> **Your objective**
Report, as a bare number, how many lines hold "label".

Collected data entries
## Start

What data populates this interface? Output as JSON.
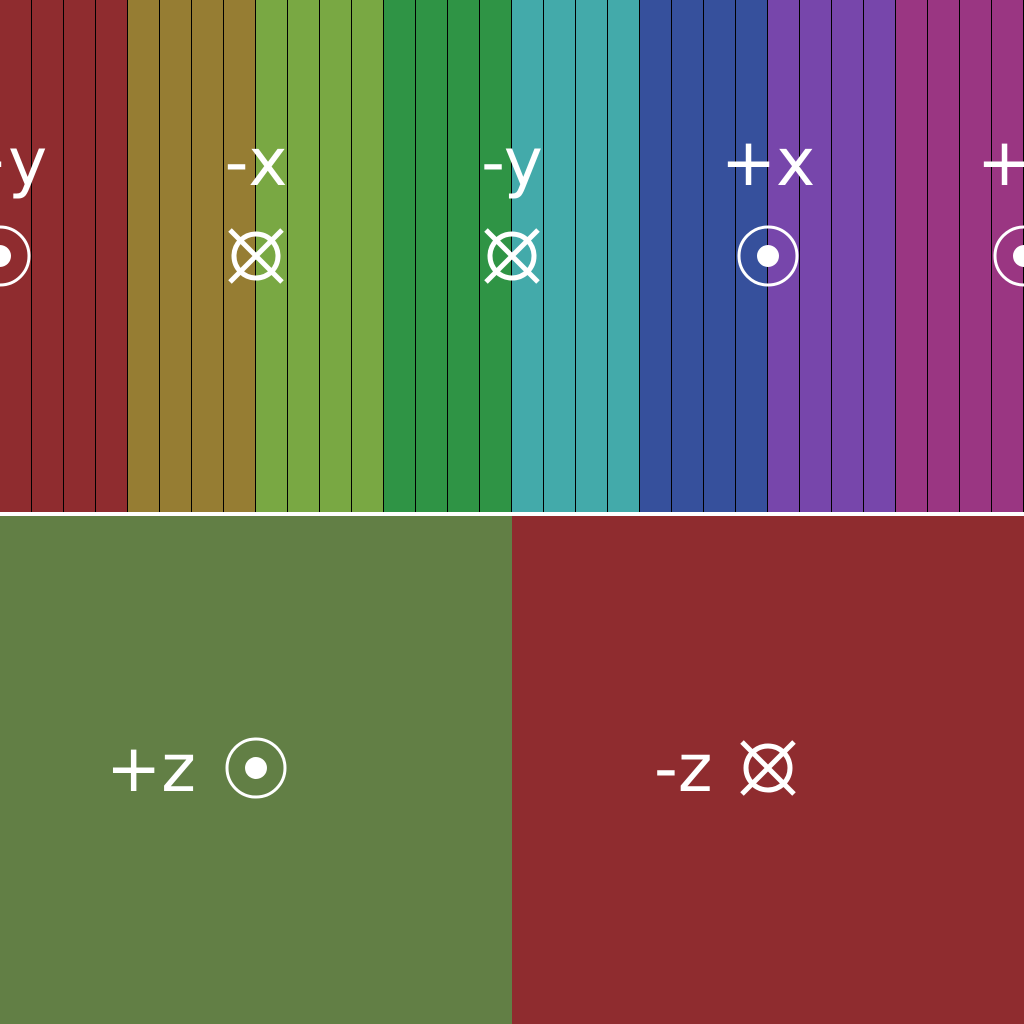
{
  "stripe_colors": [
    "#8f2c2f",
    "#8f2c2f",
    "#8f2c2f",
    "#8f2c2f",
    "#967d33",
    "#967d33",
    "#967d33",
    "#967d33",
    "#79a843",
    "#79a843",
    "#79a843",
    "#79a843",
    "#2f9445",
    "#2f9445",
    "#2f9445",
    "#2f9445",
    "#43aaaa",
    "#43aaaa",
    "#43aaaa",
    "#43aaaa",
    "#36509c",
    "#36509c",
    "#36509c",
    "#36509c",
    "#7746ab",
    "#7746ab",
    "#7746ab",
    "#7746ab",
    "#9a3682",
    "#9a3682",
    "#9a3682",
    "#9a3682"
  ],
  "top_faces": [
    {
      "label": "+y",
      "marker": "out-of-page-icon"
    },
    {
      "label": "-x",
      "marker": "into-page-icon"
    },
    {
      "label": "-y",
      "marker": "into-page-icon"
    },
    {
      "label": "+x",
      "marker": "out-of-page-icon"
    },
    {
      "label": "+y",
      "marker": "out-of-page-icon"
    }
  ],
  "bottom": {
    "left": {
      "label": "+z",
      "marker": "out-of-page-icon",
      "color": "#627f45"
    },
    "right": {
      "label": "-z",
      "marker": "into-page-icon",
      "color": "#8f2c2f"
    }
  },
  "text_color": "#ffffff"
}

## End

> **Exercise answer**
7